→ **WHAT YOU NEED TO DO**: Output the lines below as a JSON list of strings, with one string for each line and no blank lines.

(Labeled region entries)
════════════════════

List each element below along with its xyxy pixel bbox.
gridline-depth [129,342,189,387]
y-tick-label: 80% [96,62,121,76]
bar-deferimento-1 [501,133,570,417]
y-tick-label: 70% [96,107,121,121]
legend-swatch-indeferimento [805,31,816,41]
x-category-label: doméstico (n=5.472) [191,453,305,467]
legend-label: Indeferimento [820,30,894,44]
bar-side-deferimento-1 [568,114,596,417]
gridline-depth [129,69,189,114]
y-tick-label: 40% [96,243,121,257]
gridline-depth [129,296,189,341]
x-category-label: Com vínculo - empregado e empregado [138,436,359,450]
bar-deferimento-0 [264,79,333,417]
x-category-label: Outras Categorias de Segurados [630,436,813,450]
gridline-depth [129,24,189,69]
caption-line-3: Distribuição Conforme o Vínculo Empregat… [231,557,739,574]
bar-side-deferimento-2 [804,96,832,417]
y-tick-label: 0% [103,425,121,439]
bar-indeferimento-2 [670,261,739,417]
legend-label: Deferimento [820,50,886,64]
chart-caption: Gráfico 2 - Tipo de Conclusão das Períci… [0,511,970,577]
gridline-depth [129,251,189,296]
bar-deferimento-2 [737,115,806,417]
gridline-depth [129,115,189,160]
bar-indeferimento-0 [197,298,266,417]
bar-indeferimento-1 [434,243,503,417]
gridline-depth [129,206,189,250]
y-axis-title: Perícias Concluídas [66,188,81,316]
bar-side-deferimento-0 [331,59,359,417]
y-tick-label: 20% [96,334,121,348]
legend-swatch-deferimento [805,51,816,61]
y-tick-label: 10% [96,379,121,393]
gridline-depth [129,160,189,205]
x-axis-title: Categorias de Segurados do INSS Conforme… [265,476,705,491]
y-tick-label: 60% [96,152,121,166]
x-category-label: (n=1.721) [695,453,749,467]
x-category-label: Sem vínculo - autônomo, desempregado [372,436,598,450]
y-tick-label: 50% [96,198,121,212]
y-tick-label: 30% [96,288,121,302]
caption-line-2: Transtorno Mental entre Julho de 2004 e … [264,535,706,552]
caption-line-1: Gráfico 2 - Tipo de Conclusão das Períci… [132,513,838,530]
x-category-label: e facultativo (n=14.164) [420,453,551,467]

════════════════════

→ **OUTPUT FOR THIS EXERCISE**:
[
  "List each element below along with its xyxy pixel bbox.",
  "gridline-depth [129,342,189,387]",
  "y-tick-label: 80% [96,62,121,76]",
  "bar-deferimento-1 [501,133,570,417]",
  "y-tick-label: 70% [96,107,121,121]",
  "legend-swatch-indeferimento [805,31,816,41]",
  "x-category-label: doméstico (n=5.472) [191,453,305,467]",
  "legend-label: Indeferimento [820,30,894,44]",
  "bar-side-deferimento-1 [568,114,596,417]",
  "gridline-depth [129,69,189,114]",
  "y-tick-label: 40% [96,243,121,257]",
  "gridline-depth [129,296,189,341]",
  "x-category-label: Com vínculo - empregado e empregado [138,436,359,450]",
  "bar-deferimento-0 [264,79,333,417]",
  "x-category-label: Outras Categorias de Segurados [630,436,813,450]",
  "gridline-depth [129,24,189,69]",
  "caption-line-3: Distribuição Conforme o Vínculo Empregat… [231,557,739,574]",
  "bar-side-deferimento-2 [804,96,832,417]",
  "y-tick-label: 0% [103,425,121,439]",
  "bar-indeferimento-2 [670,261,739,417]",
  "legend-label: Deferimento [820,50,886,64]",
  "chart-caption: Gráfico 2 - Tipo de Conclusão das Períci… [0,511,970,577]",
  "gridline-depth [129,251,189,296]",
  "bar-deferimento-2 [737,115,806,417]",
  "gridline-depth [129,115,189,160]",
  "bar-indeferimento-0 [197,298,266,417]",
  "bar-indeferimento-1 [434,243,503,417]",
  "gridline-depth [129,206,189,250]",
  "y-axis-title: Perícias Concluídas [66,188,81,316]",
  "bar-side-deferimento-0 [331,59,359,417]",
  "y-tick-label: 20% [96,334,121,348]",
  "legend-swatch-deferimento [805,51,816,61]",
  "y-tick-label: 10% [96,379,121,393]",
  "gridline-depth [129,160,189,205]",
  "x-axis-title: Categorias de Segurados do INSS Conforme… [265,476,705,491]",
  "y-tick-label: 60% [96,152,121,166]",
  "x-category-label: (n=1.721) [695,453,749,467]",
  "x-category-label: Sem vínculo - autônomo, desempregado [372,436,598,450]",
  "y-tick-label: 50% [96,198,121,212]",
  "y-tick-label: 30% [96,288,121,302]",
  "caption-line-2: Transtorno Mental entre Julho de 2004 e … [264,535,706,552]",
  "caption-line-1: Gráfico 2 - Tipo de Conclusão das Períci… [132,513,838,530]",
  "x-category-label: e facultativo (n=14.164) [420,453,551,467]"
]